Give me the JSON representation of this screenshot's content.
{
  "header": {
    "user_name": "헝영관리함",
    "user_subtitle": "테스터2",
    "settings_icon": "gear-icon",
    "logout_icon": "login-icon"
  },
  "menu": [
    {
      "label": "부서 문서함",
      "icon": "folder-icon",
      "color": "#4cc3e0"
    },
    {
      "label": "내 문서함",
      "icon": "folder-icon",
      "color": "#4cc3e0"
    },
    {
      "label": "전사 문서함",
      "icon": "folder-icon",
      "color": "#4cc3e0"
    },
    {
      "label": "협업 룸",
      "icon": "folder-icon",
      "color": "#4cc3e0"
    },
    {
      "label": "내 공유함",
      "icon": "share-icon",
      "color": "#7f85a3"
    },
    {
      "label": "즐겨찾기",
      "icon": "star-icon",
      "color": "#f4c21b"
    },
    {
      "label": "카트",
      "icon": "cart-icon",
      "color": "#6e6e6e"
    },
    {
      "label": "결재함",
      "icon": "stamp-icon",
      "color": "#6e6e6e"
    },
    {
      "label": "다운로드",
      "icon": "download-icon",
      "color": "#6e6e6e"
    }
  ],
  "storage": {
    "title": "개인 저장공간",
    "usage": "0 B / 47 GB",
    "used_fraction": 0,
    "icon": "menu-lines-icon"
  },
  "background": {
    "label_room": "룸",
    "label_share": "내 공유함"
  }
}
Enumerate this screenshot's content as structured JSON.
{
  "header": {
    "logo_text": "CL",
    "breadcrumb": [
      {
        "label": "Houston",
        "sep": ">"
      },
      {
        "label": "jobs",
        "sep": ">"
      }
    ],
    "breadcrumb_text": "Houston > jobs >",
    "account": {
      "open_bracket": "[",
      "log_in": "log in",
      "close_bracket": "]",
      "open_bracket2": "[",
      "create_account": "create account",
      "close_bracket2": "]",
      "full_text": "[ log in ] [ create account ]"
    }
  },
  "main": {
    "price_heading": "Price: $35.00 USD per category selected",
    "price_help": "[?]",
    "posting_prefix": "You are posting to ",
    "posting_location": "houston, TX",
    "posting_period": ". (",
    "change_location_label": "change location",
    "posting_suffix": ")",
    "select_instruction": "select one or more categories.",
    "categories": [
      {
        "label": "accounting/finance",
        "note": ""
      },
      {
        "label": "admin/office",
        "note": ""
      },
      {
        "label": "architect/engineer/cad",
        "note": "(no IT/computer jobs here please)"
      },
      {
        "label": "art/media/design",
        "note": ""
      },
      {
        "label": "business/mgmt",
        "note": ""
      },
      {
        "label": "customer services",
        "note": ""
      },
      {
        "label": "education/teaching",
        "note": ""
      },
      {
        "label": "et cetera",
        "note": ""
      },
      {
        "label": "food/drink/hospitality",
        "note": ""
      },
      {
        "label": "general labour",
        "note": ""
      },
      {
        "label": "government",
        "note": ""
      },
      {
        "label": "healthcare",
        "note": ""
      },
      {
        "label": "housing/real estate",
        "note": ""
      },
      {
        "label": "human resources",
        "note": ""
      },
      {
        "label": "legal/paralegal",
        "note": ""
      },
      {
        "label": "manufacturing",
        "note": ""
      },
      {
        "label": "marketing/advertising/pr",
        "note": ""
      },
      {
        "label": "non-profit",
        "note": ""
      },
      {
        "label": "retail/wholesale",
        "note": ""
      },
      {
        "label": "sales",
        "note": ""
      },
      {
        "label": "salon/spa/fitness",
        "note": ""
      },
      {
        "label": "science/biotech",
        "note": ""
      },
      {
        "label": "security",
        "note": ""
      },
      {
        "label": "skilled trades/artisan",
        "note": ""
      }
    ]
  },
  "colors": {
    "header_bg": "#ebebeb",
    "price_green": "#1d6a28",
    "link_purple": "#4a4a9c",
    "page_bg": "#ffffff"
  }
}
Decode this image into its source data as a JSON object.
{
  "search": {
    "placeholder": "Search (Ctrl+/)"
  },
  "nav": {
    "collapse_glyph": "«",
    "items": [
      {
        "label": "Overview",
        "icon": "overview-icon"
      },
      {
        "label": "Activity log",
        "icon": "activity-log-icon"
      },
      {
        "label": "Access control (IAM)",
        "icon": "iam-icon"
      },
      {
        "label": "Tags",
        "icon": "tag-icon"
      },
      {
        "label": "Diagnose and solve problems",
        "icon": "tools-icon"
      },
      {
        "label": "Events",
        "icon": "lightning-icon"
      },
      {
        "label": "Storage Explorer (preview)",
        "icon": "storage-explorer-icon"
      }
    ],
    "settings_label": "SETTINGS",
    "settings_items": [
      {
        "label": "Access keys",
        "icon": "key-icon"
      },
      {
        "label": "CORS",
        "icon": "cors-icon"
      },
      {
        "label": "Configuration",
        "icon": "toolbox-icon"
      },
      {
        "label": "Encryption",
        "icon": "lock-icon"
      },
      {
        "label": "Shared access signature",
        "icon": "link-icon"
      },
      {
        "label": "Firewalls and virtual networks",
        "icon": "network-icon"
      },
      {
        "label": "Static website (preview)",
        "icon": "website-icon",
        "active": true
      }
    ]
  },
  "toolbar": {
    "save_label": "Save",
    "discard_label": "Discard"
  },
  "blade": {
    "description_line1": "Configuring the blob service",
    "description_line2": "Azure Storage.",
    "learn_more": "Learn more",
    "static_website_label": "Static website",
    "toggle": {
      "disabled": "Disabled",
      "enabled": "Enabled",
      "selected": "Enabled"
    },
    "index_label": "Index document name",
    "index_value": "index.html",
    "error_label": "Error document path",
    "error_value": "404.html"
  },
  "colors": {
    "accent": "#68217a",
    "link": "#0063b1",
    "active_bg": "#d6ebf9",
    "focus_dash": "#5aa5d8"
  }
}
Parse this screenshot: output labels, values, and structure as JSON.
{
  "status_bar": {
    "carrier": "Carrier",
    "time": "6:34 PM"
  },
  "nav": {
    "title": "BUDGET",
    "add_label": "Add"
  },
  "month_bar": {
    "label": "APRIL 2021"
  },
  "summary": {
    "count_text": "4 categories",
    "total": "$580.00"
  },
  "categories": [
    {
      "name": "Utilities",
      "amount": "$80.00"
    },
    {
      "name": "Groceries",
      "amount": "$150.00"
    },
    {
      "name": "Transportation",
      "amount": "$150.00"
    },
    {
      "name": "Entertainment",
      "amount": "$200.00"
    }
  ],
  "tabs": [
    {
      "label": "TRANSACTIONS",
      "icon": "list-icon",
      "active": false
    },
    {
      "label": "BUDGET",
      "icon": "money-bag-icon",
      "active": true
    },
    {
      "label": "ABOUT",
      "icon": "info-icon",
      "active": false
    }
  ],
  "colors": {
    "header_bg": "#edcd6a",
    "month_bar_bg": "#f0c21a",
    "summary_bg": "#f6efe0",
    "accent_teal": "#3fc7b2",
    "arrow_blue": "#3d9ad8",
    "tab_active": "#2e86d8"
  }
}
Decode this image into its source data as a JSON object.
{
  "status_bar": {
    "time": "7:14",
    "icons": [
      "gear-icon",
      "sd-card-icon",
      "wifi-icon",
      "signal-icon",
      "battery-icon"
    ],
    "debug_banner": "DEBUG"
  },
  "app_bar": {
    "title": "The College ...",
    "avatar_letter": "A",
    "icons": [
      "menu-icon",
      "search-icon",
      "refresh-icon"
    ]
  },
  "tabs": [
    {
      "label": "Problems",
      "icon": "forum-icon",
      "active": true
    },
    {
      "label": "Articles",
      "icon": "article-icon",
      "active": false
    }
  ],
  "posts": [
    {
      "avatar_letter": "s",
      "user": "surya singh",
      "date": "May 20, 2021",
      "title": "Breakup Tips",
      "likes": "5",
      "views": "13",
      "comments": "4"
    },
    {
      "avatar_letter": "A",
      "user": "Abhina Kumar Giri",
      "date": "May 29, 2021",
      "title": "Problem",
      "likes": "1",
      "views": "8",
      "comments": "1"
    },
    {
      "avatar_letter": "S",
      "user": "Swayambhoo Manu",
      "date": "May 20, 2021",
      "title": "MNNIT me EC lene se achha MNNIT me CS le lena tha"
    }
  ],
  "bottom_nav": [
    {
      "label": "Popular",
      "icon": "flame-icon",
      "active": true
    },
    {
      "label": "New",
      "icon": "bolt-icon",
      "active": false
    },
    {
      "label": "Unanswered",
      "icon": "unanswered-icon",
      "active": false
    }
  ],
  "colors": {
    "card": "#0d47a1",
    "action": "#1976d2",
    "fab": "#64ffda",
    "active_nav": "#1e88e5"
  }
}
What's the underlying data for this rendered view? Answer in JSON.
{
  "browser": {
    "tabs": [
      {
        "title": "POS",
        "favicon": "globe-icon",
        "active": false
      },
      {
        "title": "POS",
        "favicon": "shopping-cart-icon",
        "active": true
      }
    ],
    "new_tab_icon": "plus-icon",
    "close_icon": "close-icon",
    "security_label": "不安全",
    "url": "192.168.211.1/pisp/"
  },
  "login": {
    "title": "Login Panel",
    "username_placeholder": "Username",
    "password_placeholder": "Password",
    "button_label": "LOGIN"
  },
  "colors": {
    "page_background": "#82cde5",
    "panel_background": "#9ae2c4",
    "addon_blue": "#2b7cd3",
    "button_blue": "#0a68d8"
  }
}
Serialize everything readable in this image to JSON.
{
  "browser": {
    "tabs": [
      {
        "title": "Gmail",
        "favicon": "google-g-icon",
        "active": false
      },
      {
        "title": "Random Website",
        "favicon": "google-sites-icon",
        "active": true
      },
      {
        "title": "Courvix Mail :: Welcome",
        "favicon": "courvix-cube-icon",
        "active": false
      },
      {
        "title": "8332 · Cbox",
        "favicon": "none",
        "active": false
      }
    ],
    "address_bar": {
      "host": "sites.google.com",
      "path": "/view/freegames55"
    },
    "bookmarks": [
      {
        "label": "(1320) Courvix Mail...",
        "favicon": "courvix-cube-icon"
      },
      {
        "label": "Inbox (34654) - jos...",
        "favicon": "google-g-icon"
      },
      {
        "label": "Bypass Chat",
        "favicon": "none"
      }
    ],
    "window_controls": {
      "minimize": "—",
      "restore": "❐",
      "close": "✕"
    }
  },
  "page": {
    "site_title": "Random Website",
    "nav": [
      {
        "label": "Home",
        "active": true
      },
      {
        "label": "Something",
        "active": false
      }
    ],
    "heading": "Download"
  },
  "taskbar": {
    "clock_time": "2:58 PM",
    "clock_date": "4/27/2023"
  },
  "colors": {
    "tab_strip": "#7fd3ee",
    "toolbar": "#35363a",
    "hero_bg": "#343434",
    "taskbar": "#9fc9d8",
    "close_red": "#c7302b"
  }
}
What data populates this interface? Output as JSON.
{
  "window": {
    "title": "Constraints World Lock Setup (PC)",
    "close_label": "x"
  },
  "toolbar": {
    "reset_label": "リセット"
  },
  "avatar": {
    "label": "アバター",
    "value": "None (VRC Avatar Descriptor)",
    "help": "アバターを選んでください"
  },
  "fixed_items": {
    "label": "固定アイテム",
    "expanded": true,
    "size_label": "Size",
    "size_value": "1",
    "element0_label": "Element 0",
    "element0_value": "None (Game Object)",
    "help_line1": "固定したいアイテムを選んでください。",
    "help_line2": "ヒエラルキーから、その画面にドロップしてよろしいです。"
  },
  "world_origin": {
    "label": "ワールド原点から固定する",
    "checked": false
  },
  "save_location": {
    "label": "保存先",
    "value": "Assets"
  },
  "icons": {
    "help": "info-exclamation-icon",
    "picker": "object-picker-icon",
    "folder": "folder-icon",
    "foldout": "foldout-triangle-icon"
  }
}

§ **Set task**:
Copy out every line from the material above in which the word "info" appears.

§ **Output of the task**:
      "icon": "info-icon",
    "help": "info-exclamation-icon",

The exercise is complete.